* _TASK STATEMENT_:
Return each line of the material verbatim.

* _Records excerpted from a collection_:
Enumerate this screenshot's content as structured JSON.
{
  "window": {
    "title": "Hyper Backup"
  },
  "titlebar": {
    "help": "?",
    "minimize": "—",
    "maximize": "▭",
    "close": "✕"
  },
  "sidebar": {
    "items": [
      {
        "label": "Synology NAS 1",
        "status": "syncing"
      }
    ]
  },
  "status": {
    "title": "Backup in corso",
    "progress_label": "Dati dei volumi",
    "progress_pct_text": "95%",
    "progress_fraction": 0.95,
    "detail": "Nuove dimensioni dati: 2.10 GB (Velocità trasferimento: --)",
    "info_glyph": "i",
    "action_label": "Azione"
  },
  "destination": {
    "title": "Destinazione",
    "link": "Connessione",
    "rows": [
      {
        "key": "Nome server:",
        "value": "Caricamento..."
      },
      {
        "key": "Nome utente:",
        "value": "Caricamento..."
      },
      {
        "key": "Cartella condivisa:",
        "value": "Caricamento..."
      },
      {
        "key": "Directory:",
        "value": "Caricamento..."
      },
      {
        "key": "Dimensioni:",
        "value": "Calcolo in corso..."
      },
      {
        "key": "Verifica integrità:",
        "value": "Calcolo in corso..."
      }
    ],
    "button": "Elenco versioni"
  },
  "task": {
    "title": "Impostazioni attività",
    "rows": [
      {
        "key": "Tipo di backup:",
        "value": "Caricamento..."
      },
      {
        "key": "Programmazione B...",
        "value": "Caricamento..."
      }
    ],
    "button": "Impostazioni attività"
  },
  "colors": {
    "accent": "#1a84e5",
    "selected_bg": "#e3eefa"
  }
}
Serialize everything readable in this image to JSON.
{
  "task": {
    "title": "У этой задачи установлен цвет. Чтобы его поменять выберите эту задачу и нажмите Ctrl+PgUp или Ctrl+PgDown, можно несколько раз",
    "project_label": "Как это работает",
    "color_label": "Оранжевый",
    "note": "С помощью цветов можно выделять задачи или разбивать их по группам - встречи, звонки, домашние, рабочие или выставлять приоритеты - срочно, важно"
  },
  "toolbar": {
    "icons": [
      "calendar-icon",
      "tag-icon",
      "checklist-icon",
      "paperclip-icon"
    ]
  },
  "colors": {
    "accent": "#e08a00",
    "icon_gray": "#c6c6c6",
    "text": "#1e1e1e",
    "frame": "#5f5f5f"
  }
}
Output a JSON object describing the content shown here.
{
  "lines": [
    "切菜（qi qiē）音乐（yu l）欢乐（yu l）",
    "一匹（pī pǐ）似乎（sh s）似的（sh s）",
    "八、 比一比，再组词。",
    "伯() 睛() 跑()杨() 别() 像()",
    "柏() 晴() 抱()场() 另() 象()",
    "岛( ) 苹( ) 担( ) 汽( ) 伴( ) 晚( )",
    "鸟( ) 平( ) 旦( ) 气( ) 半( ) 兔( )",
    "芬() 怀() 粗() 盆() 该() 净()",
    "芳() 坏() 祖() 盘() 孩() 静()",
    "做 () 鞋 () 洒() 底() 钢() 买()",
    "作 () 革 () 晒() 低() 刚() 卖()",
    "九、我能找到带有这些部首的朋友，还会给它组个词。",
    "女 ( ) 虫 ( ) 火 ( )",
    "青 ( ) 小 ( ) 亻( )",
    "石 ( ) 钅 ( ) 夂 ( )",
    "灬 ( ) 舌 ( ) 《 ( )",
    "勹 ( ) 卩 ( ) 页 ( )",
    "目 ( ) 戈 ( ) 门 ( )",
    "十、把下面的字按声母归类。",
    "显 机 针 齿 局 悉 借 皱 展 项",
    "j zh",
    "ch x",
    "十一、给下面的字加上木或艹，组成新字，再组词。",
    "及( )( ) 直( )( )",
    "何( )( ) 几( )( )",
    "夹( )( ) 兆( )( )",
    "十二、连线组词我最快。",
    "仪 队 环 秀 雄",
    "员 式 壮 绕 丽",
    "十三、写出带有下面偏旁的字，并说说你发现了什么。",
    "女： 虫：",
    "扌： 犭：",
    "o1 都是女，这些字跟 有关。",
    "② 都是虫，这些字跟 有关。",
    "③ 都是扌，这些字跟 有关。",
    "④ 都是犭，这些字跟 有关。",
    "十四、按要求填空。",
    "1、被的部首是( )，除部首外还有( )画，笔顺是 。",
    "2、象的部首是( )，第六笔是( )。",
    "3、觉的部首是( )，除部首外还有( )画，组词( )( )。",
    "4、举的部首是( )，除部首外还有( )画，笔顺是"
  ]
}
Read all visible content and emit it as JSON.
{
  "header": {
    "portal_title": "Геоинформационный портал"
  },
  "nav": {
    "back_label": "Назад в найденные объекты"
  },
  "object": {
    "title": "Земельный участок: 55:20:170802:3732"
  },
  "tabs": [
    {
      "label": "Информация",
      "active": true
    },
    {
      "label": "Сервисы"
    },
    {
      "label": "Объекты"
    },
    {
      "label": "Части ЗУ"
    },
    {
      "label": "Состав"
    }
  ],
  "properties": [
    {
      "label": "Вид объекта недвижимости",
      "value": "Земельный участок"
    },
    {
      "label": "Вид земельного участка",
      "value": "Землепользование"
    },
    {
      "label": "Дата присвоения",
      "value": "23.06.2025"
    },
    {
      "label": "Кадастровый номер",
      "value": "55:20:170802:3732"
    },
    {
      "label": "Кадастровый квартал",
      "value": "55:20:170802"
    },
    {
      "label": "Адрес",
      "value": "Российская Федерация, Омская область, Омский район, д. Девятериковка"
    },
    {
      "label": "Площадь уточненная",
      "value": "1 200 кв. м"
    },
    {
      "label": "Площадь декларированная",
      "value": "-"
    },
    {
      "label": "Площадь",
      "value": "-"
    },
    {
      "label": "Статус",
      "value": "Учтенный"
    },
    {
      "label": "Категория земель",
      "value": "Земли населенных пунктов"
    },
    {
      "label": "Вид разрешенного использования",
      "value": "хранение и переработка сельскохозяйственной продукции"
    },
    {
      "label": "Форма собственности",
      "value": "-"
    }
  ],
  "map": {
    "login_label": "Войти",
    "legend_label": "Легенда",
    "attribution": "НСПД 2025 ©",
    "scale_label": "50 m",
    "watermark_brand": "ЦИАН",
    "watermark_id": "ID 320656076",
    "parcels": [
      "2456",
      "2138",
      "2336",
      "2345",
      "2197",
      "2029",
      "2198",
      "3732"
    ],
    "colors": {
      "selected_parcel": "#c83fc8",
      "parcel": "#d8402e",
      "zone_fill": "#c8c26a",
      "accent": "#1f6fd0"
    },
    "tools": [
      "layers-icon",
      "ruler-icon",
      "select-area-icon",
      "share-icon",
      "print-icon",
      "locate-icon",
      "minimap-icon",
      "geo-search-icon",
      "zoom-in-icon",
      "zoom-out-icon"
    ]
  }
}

* _WRITTEN ANSWER_:
Enumerate this screenshot's content as structured JSON.
{
  "window": {
    "title": "Hyper Backup"
  },
  "titlebar": {
    "help": "?",
    "minimize": "—",
    "maximize": "▭",
    "close": "✕"
  },
  "sidebar": {
    "items": [
      {
        "label": "Synology NAS 1",
        "status": "syncing"
      }
    ]
  },
  "status": {
    "title": "Backup in corso",
    "progress_label": "Dati dei volumi",
    "progress_pct_text": "95%",
    "progress_fraction": 0.95,
    "detail": "Nuove dimensioni dati: 2.10 GB (Velocità trasferimento: --)",
    "info_glyph": "i",
    "action_label": "Azione"
  },
  "destination": {
    "title": "Destinazione",
    "link": "Connessione",
    "rows": [
      {
        "key": "Nome server:",
        "value": "Caricamento..."
      },
      {
        "key": "Nome utente:",
        "value": "Caricamento..."
      },
      {
        "key": "Cartella condivisa:",
        "value": "Caricamento..."
      },
      {
        "key": "Directory:",
        "value": "Caricamento..."
      },
      {
        "key": "Dimensioni:",
        "value": "Calcolo in corso..."
      },
      {
        "key": "Verifica integrità:",
        "value": "Calcolo in corso..."
      }
    ],
    "button": "Elenco versioni"
  },
  "task": {
    "title": "Impostazioni attività",
    "rows": [
      {
        "key": "Tipo di backup:",
        "value": "Caricamento..."
      },
      {
        "key": "Programmazione B...",
        "value": "Caricamento..."
      }
    ],
    "button": "Impostazioni attività"
  },
  "colors": {
    "accent": "#1a84e5",
    "selected_bg": "#e3eefa"
  }
}
Serialize everything readable in this image to JSON.
{
  "task": {
    "title": "У этой задачи установлен цвет. Чтобы его поменять выберите эту задачу и нажмите Ctrl+PgUp или Ctrl+PgDown, можно несколько раз",
    "project_label": "Как это работает",
    "color_label": "Оранжевый",
    "note": "С помощью цветов можно выделять задачи или разбивать их по группам - встречи, звонки, домашние, рабочие или выставлять приоритеты - срочно, важно"
  },
  "toolbar": {
    "icons": [
      "calendar-icon",
      "tag-icon",
      "checklist-icon",
      "paperclip-icon"
    ]
  },
  "colors": {
    "accent": "#e08a00",
    "icon_gray": "#c6c6c6",
    "text": "#1e1e1e",
    "frame": "#5f5f5f"
  }
}
Output a JSON object describing the content shown here.
{
  "lines": [
    "切菜（qi qiē）音乐（yu l）欢乐（yu l）",
    "一匹（pī pǐ）似乎（sh s）似的（sh s）",
    "八、 比一比，再组词。",
    "伯() 睛() 跑()杨() 别() 像()",
    "柏() 晴() 抱()场() 另() 象()",
    "岛( ) 苹( ) 担( ) 汽( ) 伴( ) 晚( )",
    "鸟( ) 平( ) 旦( ) 气( ) 半( ) 兔( )",
    "芬() 怀() 粗() 盆() 该() 净()",
    "芳() 坏() 祖() 盘() 孩() 静()",
    "做 () 鞋 () 洒() 底() 钢() 买()",
    "作 () 革 () 晒() 低() 刚() 卖()",
    "九、我能找到带有这些部首的朋友，还会给它组个词。",
    "女 ( ) 虫 ( ) 火 ( )",
    "青 ( ) 小 ( ) 亻( )",
    "石 ( ) 钅 ( ) 夂 ( )",
    "灬 ( ) 舌 ( ) 《 ( )",
    "勹 ( ) 卩 ( ) 页 ( )",
    "目 ( ) 戈 ( ) 门 ( )",
    "十、把下面的字按声母归类。",
    "显 机 针 齿 局 悉 借 皱 展 项",
    "j zh",
    "ch x",
    "十一、给下面的字加上木或艹，组成新字，再组词。",
    "及( )( ) 直( )( )",
    "何( )( ) 几( )( )",
    "夹( )( ) 兆( )( )",
    "十二、连线组词我最快。",
    "仪 队 环 秀 雄",
    "员 式 壮 绕 丽",
    "十三、写出带有下面偏旁的字，并说说你发现了什么。",
    "女： 虫：",
    "扌： 犭：",
    "o1 都是女，这些字跟 有关。",
    "② 都是虫，这些字跟 有关。",
    "③ 都是扌，这些字跟 有关。",
    "④ 都是犭，这些字跟 有关。",
    "十四、按要求填空。",
    "1、被的部首是( )，除部首外还有( )画，笔顺是 。",
    "2、象的部首是( )，第六笔是( )。",
    "3、觉的部首是( )，除部首外还有( )画，组词( )( )。",
    "4、举的部首是( )，除部首外还有( )画，笔顺是"
  ]
}
Read all visible content and emit it as JSON.
{
  "header": {
    "portal_title": "Геоинформационный портал"
  },
  "nav": {
    "back_label": "Назад в найденные объекты"
  },
  "object": {
    "title": "Земельный участок: 55:20:170802:3732"
  },
  "tabs": [
    {
      "label": "Информация",
      "active": true
    },
    {
      "label": "Сервисы"
    },
    {
      "label": "Объекты"
    },
    {
      "label": "Части ЗУ"
    },
    {
      "label": "Состав"
    }
  ],
  "properties": [
    {
      "label": "Вид объекта недвижимости",
      "value": "Земельный участок"
    },
    {
      "label": "Вид земельного участка",
      "value": "Землепользование"
    },
    {
      "label": "Дата присвоения",
      "value": "23.06.2025"
    },
    {
      "label": "Кадастровый номер",
      "value": "55:20:170802:3732"
    },
    {
      "label": "Кадастровый квартал",
      "value": "55:20:170802"
    },
    {
      "label": "Адрес",
      "value": "Российская Федерация, Омская область, Омский район, д. Девятериковка"
    },
    {
      "label": "Площадь уточненная",
      "value": "1 200 кв. м"
    },
    {
      "label": "Площадь декларированная",
      "value": "-"
    },
    {
      "label": "Площадь",
      "value": "-"
    },
    {
      "label": "Статус",
      "value": "Учтенный"
    },
    {
      "label": "Категория земель",
      "value": "Земли населенных пунктов"
    },
    {
      "label": "Вид разрешенного использования",
      "value": "хранение и переработка сельскохозяйственной продукции"
    },
    {
      "label": "Форма собственности",
      "value": "-"
    }
  ],
  "map": {
    "login_label": "Войти",
    "legend_label": "Легенда",
    "attribution": "НСПД 2025 ©",
    "scale_label": "50 m",
    "watermark_brand": "ЦИАН",
    "watermark_id": "ID 320656076",
    "parcels": [
      "2456",
      "2138",
      "2336",
      "2345",
      "2197",
      "2029",
      "2198",
      "3732"
    ],
    "colors": {
      "selected_parcel": "#c83fc8",
      "parcel": "#d8402e",
      "zone_fill": "#c8c26a",
      "accent": "#1f6fd0"
    },
    "tools": [
      "layers-icon",
      "ruler-icon",
      "select-area-icon",
      "share-icon",
      "print-icon",
      "locate-icon",
      "minimap-icon",
      "geo-search-icon",
      "zoom-in-icon",
      "zoom-out-icon"
    ]
  }
}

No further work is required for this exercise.